## What the exercise asks
Extract every line that contains the string "binas".
***** Given data *****
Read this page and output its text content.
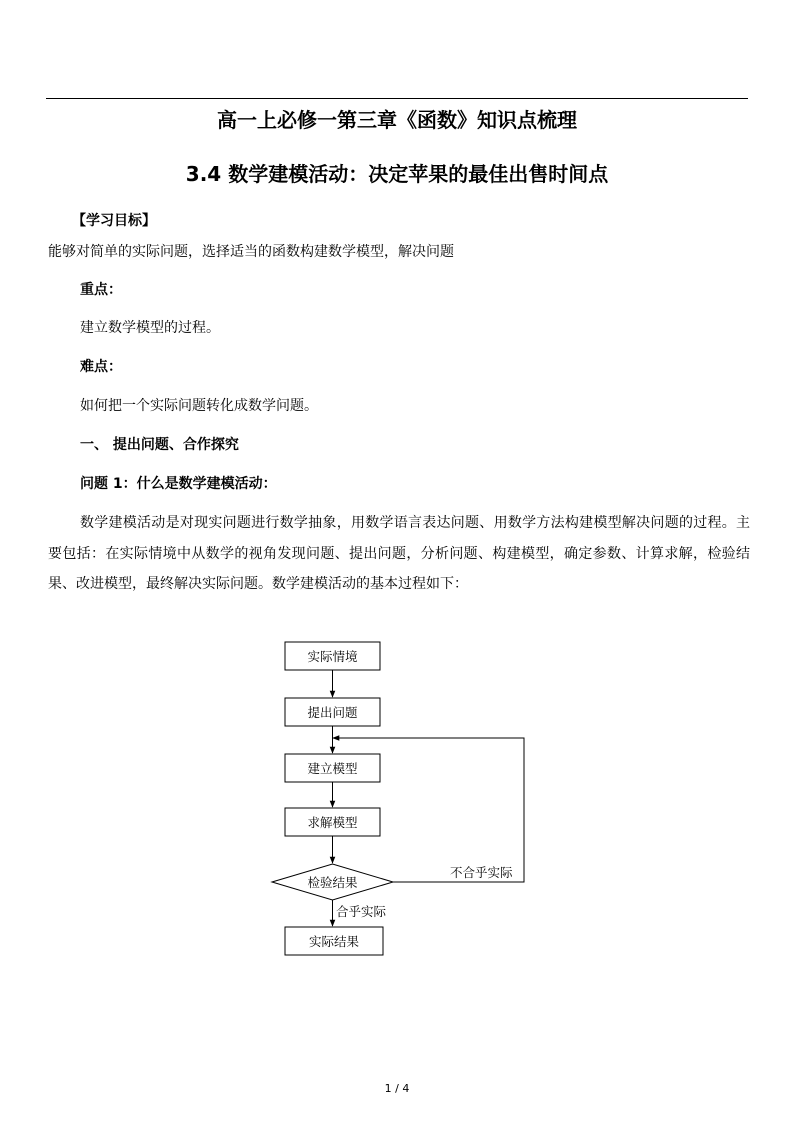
高一上必修一第三章《函数》知识点梳理
3.4 数学建模活动：决定苹果的最佳出售时间点
【学习目标】
能够对简单的实际问题，选择适当的函数构建数学模型，解决问题
重点：
建立数学模型的过程。
难点：
如何把一个实际问题转化成数学问题。
一、 提出问题、合作探究
问题 1：什么是数学建模活动：

数学建模活动是对现实问题进行数学抽象，用数学语言表达问题、用数学方法构建模型解决问题的过程。主要包括：在实际情境中从数学的视角发现问题、提出问题，分析问题、构建模型，确定参数、计算求解，检验结果、改进模型，最终解决实际问题。数学建模活动的基本过程如下：

实际情境
提出问题
建立模型
求解模型
检验结果
实际结果
不合乎实际
合乎实际
1 / 4
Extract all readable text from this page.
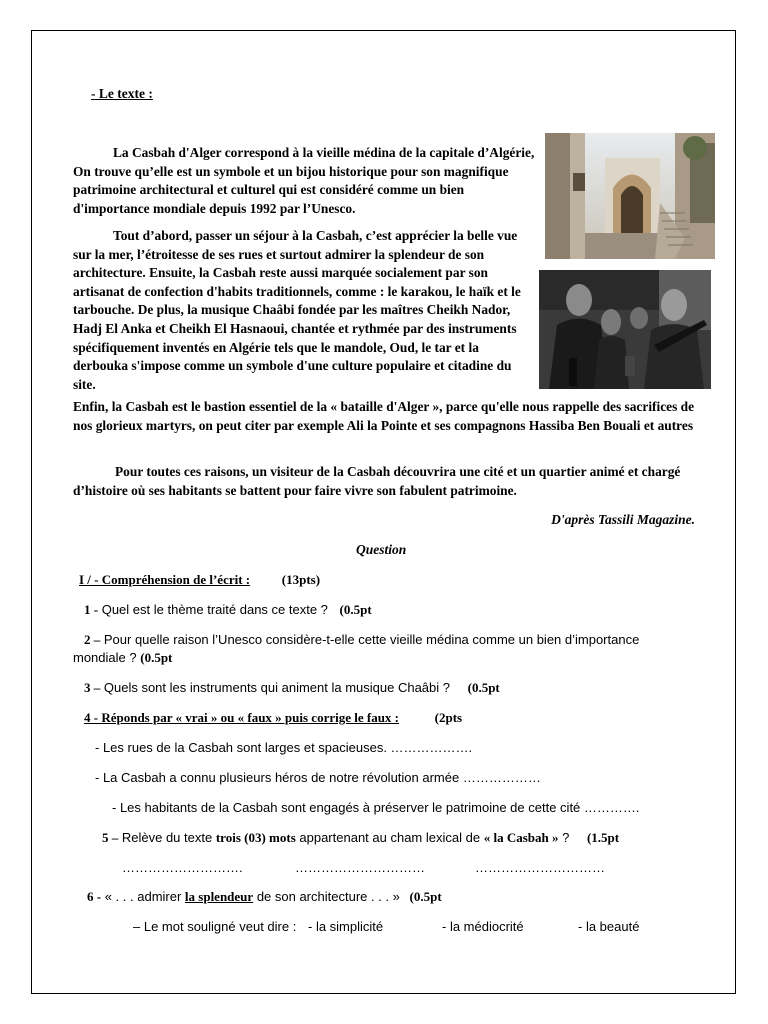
- Le texte :
La Casbah d'Alger correspond à la vieille médina de la capitale d’Algérie, On trouve qu’elle est un symbole et un bijou historique pour son magnifique patrimoine architectural et culturel qui est considéré comme un bien d'importance mondiale depuis 1992 par l’Unesco.
Tout d’abord, passer un séjour à la Casbah, c’est apprécier la belle vue sur la mer, l’étroitesse de ses rues et surtout admirer la splendeur de son architecture. Ensuite, la Casbah reste aussi marquée socialement par son artisanat de confection d'habits traditionnels, comme : le karakou, le haïk et le tarbouche. De plus, la musique Chaâbi fondée par les maîtres Cheikh Nador, Hadj El Anka et Cheikh El Hasnaoui, chantée et rythmée par des instruments spécifiquement inventés en Algérie tels que le mandole, Oud, le tar et la derbouka s'impose comme un symbole d'une culture populaire et citadine du site.
Enfin, la Casbah est le bastion essentiel de la « bataille d'Alger », parce qu'elle nous rappelle des sacrifices de nos glorieux martyrs, on peut citer par exemple Ali la Pointe et ses compagnons Hassiba Ben Bouali et autres
Pour toutes ces raisons, un visiteur de la Casbah découvrira une cité et un quartier animé et chargé d’histoire où ses habitants se battent pour faire vivre son fabulent patrimoine.
D'après Tassili Magazine.
Question
I / - Compréhension de l’écrit : (13pts)
1 - Quel est le thème traité dans ce texte ? (0.5pt
2 – Pour quelle raison l’Unesco considère-t-elle cette vieille médina comme un bien d’importance mondiale ? (0.5pt
3 – Quels sont les instruments qui animent la musique Chaâbi ? (0.5pt
4 - Réponds par « vrai » ou « faux » puis corrige le faux :	(2pts
- Les rues de la Casbah sont larges et spacieuses. ……………….
- La Casbah a connu plusieurs héros de notre révolution armée ………………
- Les habitants de la Casbah sont engagés à préserver le patrimoine de cette cité ………….
5 – Relève du texte trois (03) mots appartenant au cham lexical de « la Casbah » ? (1.5pt
……………………….	…………………………	…………………………
6 - « . . . admirer la splendeur de son architecture . . . » (0.5pt
– Le mot souligné veut dire : - la simplicité	- la médiocrité	- la beauté
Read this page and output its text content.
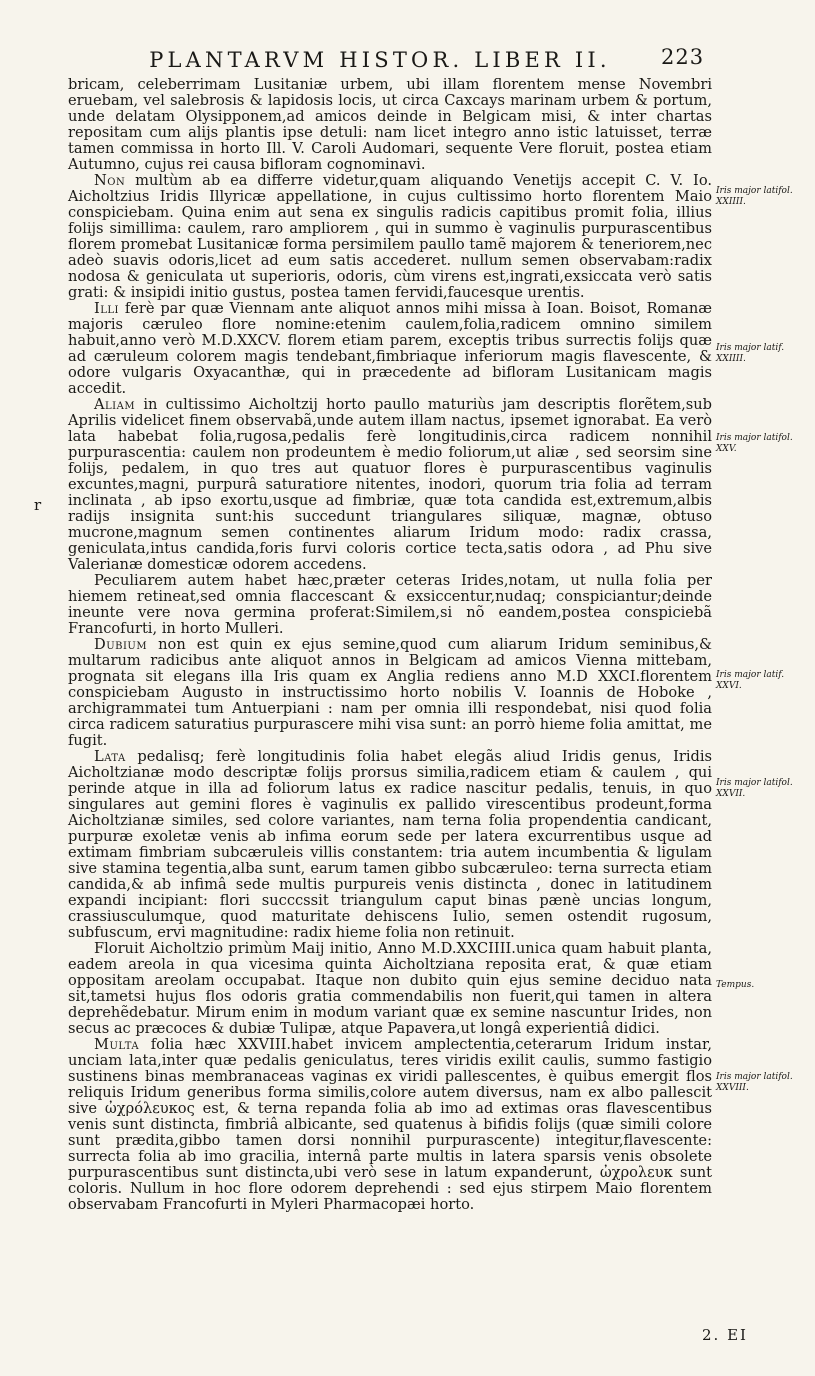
PLANTARVM HISTOR. LIBER II. 223
r

bricam, celeberrimam Lusitaniæ urbem, ubi illam florentem mense Novembri eruebam, vel salebrosis & lapidosis locis, ut circa Caxcays marinam urbem & portum, unde delatam Olysipponem,ad amicos deinde in Belgicam misi, & inter chartas repositam cum alijs plantis ipse detuli: nam licet integro anno istic latuisset, terræ tamen commissa in horto Ill. V. Caroli Audomari, sequente Vere floruit, postea etiam Autumno, cujus rei causa bifloram cognominavi.

Non multùm ab ea differre videtur,quam aliquando Venetijs accepit C. V. Io. Aicholtzius Iridis Illyricæ appellatione, in cujus cultissimo horto florentem Maio conspiciebam. Quina enim aut sena ex singulis radicis capitibus promit folia, illius folijs simillima: caulem, raro ampliorem , qui in summo è vaginulis purpurascentibus florem promebat Lusitanicæ forma persimilem paullo tamẽ majorem & teneriorem,nec adeò suavis odoris,licet ad eum satis accederet. nullum semen observabam:radix nodosa & geniculata ut superioris, odoris, cùm virens est,ingrati,exsiccata verò satis grati: & insipidi initio gustus, postea tamen fervidi,faucesque urentis.

Illi ferè par quæ Viennam ante aliquot annos mihi missa à Ioan. Boisot, Romanæ majoris cæruleo flore nomine:etenim caulem,folia,radicem omnino similem habuit,anno verò M.D.XXCV. florem etiam parem, exceptis tribus surrectis folijs quæ ad cæruleum colorem magis tendebant,fimbriaque inferiorum magis flavescente, & odore vulgaris Oxyacanthæ, qui in præcedente ad bifloram Lusitanicam magis accedit.

Aliam in cultissimo Aicholtzij horto paullo maturiùs jam descriptis florẽtem,sub Aprilis videlicet finem observabã,unde autem illam nactus, ipsemet ignorabat. Ea verò lata habebat folia,rugosa,pedalis ferè longitudinis,circa radicem nonnihil purpurascentia: caulem non prodeuntem è medio foliorum,ut aliæ , sed seorsim sine folijs, pedalem, in quo tres aut quatuor flores è purpurascentibus vaginulis excuntes,magni, purpurâ saturatiore nitentes, inodori, quorum tria folia ad terram inclinata , ab ipso exortu,usque ad fimbriæ, quæ tota candida est,extremum,albis radijs insignita sunt:his succedunt triangulares siliquæ, magnæ, obtuso mucrone,magnum semen continentes aliarum Iridum modo: radix crassa, geniculata,intus candida,foris furvi coloris cortice tecta,satis odora , ad Phu sive Valerianæ domesticæ odorem accedens.

Peculiarem autem habet hæc,præter ceteras Irides,notam, ut nulla folia per hiemem retineat,sed omnia flaccescant & exsiccentur,nudaq; conspiciantur;deinde ineunte vere nova germina proferat:Similem,si nõ eandem,postea conspiciebã Francofurti, in horto Mulleri.

Dubium non est quin ex ejus semine,quod cum aliarum Iridum seminibus,& multarum radicibus ante aliquot annos in Belgicam ad amicos Vienna mittebam, prognata sit elegans illa Iris quam ex Anglia rediens anno M.D XXCI.florentem conspiciebam Augusto in instructissimo horto nobilis V. Ioannis de Hoboke , archigrammatei tum Antuerpiani : nam per omnia illi respondebat, nisi quod folia circa radicem saturatius purpurascere mihi visa sunt: an porrò hieme folia amittat, me fugit.

Lata pedalisq; ferè longitudinis folia habet elegãs aliud Iridis genus, Iridis Aicholtzianæ modo descriptæ folijs prorsus similia,radicem etiam & caulem , qui perinde atque in illa ad foliorum latus ex radice nascitur pedalis, tenuis, in quo singulares aut gemini flores è vaginulis ex pallido virescentibus prodeunt,forma Aicholtzianæ similes, sed colore variantes, nam terna folia propendentia candicant, purpuræ exoletæ venis ab infima eorum sede per latera excurrentibus usque ad extimam fimbriam subcæruleis villis constantem: tria autem incumbentia & ligulam sive stamina tegentia,alba sunt, earum tamen gibbo subcæruleo: terna surrecta etiam candida,& ab infimâ sede multis purpureis venis distincta , donec in latitudinem expandi incipiant: flori succcssit triangulum caput binas pænè uncias longum, crassiusculumque, quod maturitate dehiscens Iulio, semen ostendit rugosum, subfuscum, ervi magnitudine: radix hieme folia non retinuit.

Floruit Aicholtzio primùm Maij initio, Anno M.D.XXCIIII.unica quam habuit planta, eadem areola in qua vicesima quinta Aicholtziana reposita erat, & quæ etiam oppositam areolam occupabat. Itaque non dubito quin ejus semine deciduo nata sit,tametsi hujus flos odoris gratia commendabilis non fuerit,qui tamen in altera deprehẽdebatur. Mirum enim in modum variant quæ ex semine nascuntur Irides, non secus ac præcoces & dubiæ Tulipæ, atque Papavera,ut longâ experientiâ didici.

Multa folia hæc XXVIII.habet invicem amplectentia,ceterarum Iridum instar, unciam lata,inter quæ pedalis geniculatus, teres viridis exilit caulis, summo fastigio sustinens binas membranaceas vaginas ex viridi pallescentes, è quibus emergit flos reliquis Iridum generibus forma similis,colore autem diversus, nam ex albo pallescit sive ὠχρόλευκος est, & terna repanda folia ab imo ad extimas oras flavescentibus venis sunt distincta, fimbriâ albicante, sed quatenus à bifidis folijs (quæ simili colore sunt prædita,gibbo tamen dorsi nonnihil purpurascente) integitur,flavescente: surrecta folia ab imo gracilia, internâ parte multis in latera sparsis venis obsolete purpurascentibus sunt distincta,ubi verò sese in latum expanderunt, ὠχρολευκ sunt coloris. Nullum in hoc flore odorem deprehendi : sed ejus stirpem Maio florentem observabam Francofurti in Myleri Pharmacopæi horto.

Iris major latifol. XXIIII.
Iris major latif. XXIIII.
Iris major latifol. XXV.
Iris major latif. XXVI.
Iris major latifol. XXVII.
Tempus.
Iris major latifol. XXVIII.
2. EI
*****
## Task solution
Lata pedalisq; ferè longitudinis folia habet elegãs aliud Iridis genus, Iridis Aicholtzianæ modo descriptæ folijs prorsus similia,radicem etiam & caulem , qui perinde atque in illa ad foliorum latus ex radice nascitur pedalis, tenuis, in quo singulares aut gemini flores è vaginulis ex pallido virescentibus prodeunt,forma Aicholtzianæ similes, sed colore variantes, nam terna folia propendentia candicant, purpuræ exoletæ venis ab infima eorum sede per latera excurrentibus usque ad extimam fimbriam subcæruleis villis constantem: tria autem incumbentia & ligulam sive stamina tegentia,alba sunt, earum tamen gibbo subcæruleo: terna surrecta etiam candida,& ab infimâ sede multis purpureis venis distincta , donec in latitudinem expandi incipiant: flori succcssit triangulum caput binas pænè uncias longum, crassiusculumque, quod maturitate dehiscens Iulio, semen ostendit rugosum, subfuscum, ervi magnitudine: radix hieme folia non retinuit.
Multa folia hæc XXVIII.habet invicem amplectentia,ceterarum Iridum instar, unciam lata,inter quæ pedalis geniculatus, teres viridis exilit caulis, summo fastigio sustinens binas membranaceas vaginas ex viridi pallescentes, è quibus emergit flos reliquis Iridum generibus forma similis,colore autem diversus, nam ex albo pallescit sive ὠχρόλευκος est, & terna repanda folia ab imo ad extimas oras flavescentibus venis sunt distincta, fimbriâ albicante, sed quatenus à bifidis folijs (quæ simili colore sunt prædita,gibbo tamen dorsi nonnihil purpurascente) integitur,flavescente: surrecta folia ab imo gracilia, internâ parte multis in latera sparsis venis obsolete purpurascentibus sunt distincta,ubi verò sese in latum expanderunt, ὠχρολευκ sunt coloris. Nullum in hoc flore odorem deprehendi : sed ejus stirpem Maio florentem observabam Francofurti in Myleri Pharmacopæi horto.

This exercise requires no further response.